▶ [WHAT YOU ARE ASKED TO DO]
Please reproduce the records below word for word, from their first line through the line holding "player-game2: 171 [538,411,560,426]", inclusive.

▶ [SOURCE DATA]
________________________________________

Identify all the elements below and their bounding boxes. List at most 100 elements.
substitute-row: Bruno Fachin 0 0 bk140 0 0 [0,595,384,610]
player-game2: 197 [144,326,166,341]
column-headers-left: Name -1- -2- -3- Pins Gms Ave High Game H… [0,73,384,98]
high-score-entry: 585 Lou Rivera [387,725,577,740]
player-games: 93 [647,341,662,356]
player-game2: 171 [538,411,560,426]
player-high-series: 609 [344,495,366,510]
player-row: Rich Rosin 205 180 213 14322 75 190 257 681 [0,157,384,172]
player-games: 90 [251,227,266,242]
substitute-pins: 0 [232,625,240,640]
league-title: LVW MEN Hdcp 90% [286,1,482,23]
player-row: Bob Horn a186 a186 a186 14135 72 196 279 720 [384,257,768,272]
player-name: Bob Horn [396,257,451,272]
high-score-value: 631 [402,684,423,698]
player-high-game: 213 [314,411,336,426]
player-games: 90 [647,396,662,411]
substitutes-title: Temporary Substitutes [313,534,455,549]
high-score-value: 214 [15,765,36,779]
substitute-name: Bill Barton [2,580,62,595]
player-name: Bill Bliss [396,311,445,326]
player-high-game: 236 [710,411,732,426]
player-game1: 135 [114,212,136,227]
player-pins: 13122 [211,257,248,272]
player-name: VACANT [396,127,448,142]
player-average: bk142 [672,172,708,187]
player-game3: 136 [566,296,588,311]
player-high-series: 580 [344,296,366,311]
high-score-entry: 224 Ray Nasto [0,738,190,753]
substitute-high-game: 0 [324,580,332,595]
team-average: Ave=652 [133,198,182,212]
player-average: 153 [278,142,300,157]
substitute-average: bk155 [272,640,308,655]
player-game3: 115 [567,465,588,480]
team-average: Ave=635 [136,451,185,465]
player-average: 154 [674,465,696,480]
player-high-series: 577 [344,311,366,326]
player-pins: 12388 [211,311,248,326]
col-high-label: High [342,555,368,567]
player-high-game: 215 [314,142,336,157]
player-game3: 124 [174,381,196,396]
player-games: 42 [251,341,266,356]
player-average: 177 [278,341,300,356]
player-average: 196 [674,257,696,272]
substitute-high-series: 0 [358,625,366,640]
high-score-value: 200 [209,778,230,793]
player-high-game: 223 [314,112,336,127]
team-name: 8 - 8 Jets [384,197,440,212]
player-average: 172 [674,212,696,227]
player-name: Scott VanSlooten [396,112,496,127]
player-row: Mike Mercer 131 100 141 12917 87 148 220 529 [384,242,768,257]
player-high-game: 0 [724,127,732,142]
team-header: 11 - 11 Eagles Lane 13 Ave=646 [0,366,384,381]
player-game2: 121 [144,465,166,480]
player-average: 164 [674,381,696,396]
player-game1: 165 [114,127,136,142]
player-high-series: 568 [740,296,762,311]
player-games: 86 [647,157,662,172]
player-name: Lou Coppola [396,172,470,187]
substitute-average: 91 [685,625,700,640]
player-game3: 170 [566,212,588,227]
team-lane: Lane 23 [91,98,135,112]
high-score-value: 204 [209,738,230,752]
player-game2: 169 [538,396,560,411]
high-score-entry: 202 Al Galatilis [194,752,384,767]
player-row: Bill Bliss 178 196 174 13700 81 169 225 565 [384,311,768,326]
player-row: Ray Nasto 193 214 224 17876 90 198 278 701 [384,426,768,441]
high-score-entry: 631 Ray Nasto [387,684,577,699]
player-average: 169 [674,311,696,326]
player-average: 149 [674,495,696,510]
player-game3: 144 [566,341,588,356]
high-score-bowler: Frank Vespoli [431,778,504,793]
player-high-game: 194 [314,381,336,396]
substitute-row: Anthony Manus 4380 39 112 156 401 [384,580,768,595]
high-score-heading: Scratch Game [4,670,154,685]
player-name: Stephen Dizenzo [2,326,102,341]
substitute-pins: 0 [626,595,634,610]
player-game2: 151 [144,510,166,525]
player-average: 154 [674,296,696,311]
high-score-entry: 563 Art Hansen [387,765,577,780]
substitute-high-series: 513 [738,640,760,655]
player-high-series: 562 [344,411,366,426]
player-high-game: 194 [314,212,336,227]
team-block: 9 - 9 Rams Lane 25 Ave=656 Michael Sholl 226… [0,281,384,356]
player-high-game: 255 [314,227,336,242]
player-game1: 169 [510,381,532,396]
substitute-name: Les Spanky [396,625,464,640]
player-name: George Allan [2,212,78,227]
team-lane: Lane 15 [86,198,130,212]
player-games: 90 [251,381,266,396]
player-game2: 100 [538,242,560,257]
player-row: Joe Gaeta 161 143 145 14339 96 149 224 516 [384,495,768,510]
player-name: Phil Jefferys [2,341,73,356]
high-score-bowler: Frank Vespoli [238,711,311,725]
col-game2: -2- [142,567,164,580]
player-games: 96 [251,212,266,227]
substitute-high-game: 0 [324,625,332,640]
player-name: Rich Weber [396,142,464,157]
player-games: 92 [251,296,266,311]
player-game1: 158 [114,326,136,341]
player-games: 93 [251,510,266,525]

________________________________________

▶ [ANSWER FOR THIS EXERCISE]
Identify all the elements below and their bounding boxes. List at most 100 elements.
substitute-row: Bruno Fachin 0 0 bk140 0 0 [0,595,384,610]
player-game2: 197 [144,326,166,341]
column-headers-left: Name -1- -2- -3- Pins Gms Ave High Game H… [0,73,384,98]
high-score-entry: 585 Lou Rivera [387,725,577,740]
player-games: 93 [647,341,662,356]
player-game2: 171 [538,411,560,426]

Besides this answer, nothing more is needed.